/---
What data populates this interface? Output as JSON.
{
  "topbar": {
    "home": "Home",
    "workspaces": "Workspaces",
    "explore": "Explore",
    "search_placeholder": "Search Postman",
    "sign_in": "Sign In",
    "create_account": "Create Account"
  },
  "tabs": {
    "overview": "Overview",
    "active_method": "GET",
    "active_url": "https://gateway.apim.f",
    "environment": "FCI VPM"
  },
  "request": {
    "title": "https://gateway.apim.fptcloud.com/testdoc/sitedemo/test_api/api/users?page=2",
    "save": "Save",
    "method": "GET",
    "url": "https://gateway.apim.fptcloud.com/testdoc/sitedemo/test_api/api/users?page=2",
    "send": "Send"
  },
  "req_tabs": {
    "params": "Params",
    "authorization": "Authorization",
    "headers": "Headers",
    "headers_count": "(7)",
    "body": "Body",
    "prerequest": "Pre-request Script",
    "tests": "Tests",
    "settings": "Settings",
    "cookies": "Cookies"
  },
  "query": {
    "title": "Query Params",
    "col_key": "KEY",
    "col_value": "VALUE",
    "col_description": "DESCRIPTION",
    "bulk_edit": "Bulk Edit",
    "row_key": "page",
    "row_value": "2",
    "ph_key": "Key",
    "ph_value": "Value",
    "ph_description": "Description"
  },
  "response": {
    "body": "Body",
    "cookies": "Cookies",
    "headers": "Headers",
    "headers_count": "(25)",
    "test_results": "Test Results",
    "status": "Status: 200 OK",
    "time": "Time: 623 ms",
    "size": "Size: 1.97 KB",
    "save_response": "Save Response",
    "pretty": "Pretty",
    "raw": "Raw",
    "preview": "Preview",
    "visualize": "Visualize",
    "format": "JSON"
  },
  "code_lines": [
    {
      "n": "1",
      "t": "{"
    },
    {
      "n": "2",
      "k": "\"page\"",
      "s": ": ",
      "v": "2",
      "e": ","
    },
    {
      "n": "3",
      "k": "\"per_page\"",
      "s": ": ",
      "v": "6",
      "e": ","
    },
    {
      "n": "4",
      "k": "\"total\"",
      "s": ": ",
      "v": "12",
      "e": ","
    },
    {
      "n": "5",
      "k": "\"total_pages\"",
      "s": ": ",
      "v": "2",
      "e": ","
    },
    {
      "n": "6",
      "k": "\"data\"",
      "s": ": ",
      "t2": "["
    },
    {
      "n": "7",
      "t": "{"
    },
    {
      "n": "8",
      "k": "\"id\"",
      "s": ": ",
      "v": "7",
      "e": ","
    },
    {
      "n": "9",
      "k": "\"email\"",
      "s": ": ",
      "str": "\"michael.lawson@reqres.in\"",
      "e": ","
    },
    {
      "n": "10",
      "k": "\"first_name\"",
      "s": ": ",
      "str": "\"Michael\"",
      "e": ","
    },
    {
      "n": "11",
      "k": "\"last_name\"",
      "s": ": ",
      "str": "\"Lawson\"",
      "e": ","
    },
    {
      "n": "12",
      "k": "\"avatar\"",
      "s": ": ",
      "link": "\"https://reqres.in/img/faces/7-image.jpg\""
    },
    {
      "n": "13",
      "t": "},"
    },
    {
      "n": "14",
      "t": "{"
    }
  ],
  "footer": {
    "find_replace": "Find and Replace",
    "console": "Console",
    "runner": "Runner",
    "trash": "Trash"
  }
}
\---
• GOAL:
Repeat all the entries exactly as given.

• CORRECT OUTPUT:
What data populates this interface? Output as JSON.
{
  "topbar": {
    "home": "Home",
    "workspaces": "Workspaces",
    "explore": "Explore",
    "search_placeholder": "Search Postman",
    "sign_in": "Sign In",
    "create_account": "Create Account"
  },
  "tabs": {
    "overview": "Overview",
    "active_method": "GET",
    "active_url": "https://gateway.apim.f",
    "environment": "FCI VPM"
  },
  "request": {
    "title": "https://gateway.apim.fptcloud.com/testdoc/sitedemo/test_api/api/users?page=2",
    "save": "Save",
    "method": "GET",
    "url": "https://gateway.apim.fptcloud.com/testdoc/sitedemo/test_api/api/users?page=2",
    "send": "Send"
  },
  "req_tabs": {
    "params": "Params",
    "authorization": "Authorization",
    "headers": "Headers",
    "headers_count": "(7)",
    "body": "Body",
    "prerequest": "Pre-request Script",
    "tests": "Tests",
    "settings": "Settings",
    "cookies": "Cookies"
  },
  "query": {
    "title": "Query Params",
    "col_key": "KEY",
    "col_value": "VALUE",
    "col_description": "DESCRIPTION",
    "bulk_edit": "Bulk Edit",
    "row_key": "page",
    "row_value": "2",
    "ph_key": "Key",
    "ph_value": "Value",
    "ph_description": "Description"
  },
  "response": {
    "body": "Body",
    "cookies": "Cookies",
    "headers": "Headers",
    "headers_count": "(25)",
    "test_results": "Test Results",
    "status": "Status: 200 OK",
    "time": "Time: 623 ms",
    "size": "Size: 1.97 KB",
    "save_response": "Save Response",
    "pretty": "Pretty",
    "raw": "Raw",
    "preview": "Preview",
    "visualize": "Visualize",
    "format": "JSON"
  },
  "code_lines": [
    {
      "n": "1",
      "t": "{"
    },
    {
      "n": "2",
      "k": "\"page\"",
      "s": ": ",
      "v": "2",
      "e": ","
    },
    {
      "n": "3",
      "k": "\"per_page\"",
      "s": ": ",
      "v": "6",
      "e": ","
    },
    {
      "n": "4",
      "k": "\"total\"",
      "s": ": ",
      "v": "12",
      "e": ","
    },
    {
      "n": "5",
      "k": "\"total_pages\"",
      "s": ": ",
      "v": "2",
      "e": ","
    },
    {
      "n": "6",
      "k": "\"data\"",
      "s": ": ",
      "t2": "["
    },
    {
      "n": "7",
      "t": "{"
    },
    {
      "n": "8",
      "k": "\"id\"",
      "s": ": ",
      "v": "7",
      "e": ","
    },
    {
      "n": "9",
      "k": "\"email\"",
      "s": ": ",
      "str": "\"michael.lawson@reqres.in\"",
      "e": ","
    },
    {
      "n": "10",
      "k": "\"first_name\"",
      "s": ": ",
      "str": "\"Michael\"",
      "e": ","
    },
    {
      "n": "11",
      "k": "\"last_name\"",
      "s": ": ",
      "str": "\"Lawson\"",
      "e": ","
    },
    {
      "n": "12",
      "k": "\"avatar\"",
      "s": ": ",
      "link": "\"https://reqres.in/img/faces/7-image.jpg\""
    },
    {
      "n": "13",
      "t": "},"
    },
    {
      "n": "14",
      "t": "{"
    }
  ],
  "footer": {
    "find_replace": "Find and Replace",
    "console": "Console",
    "runner": "Runner",
    "trash": "Trash"
  }
}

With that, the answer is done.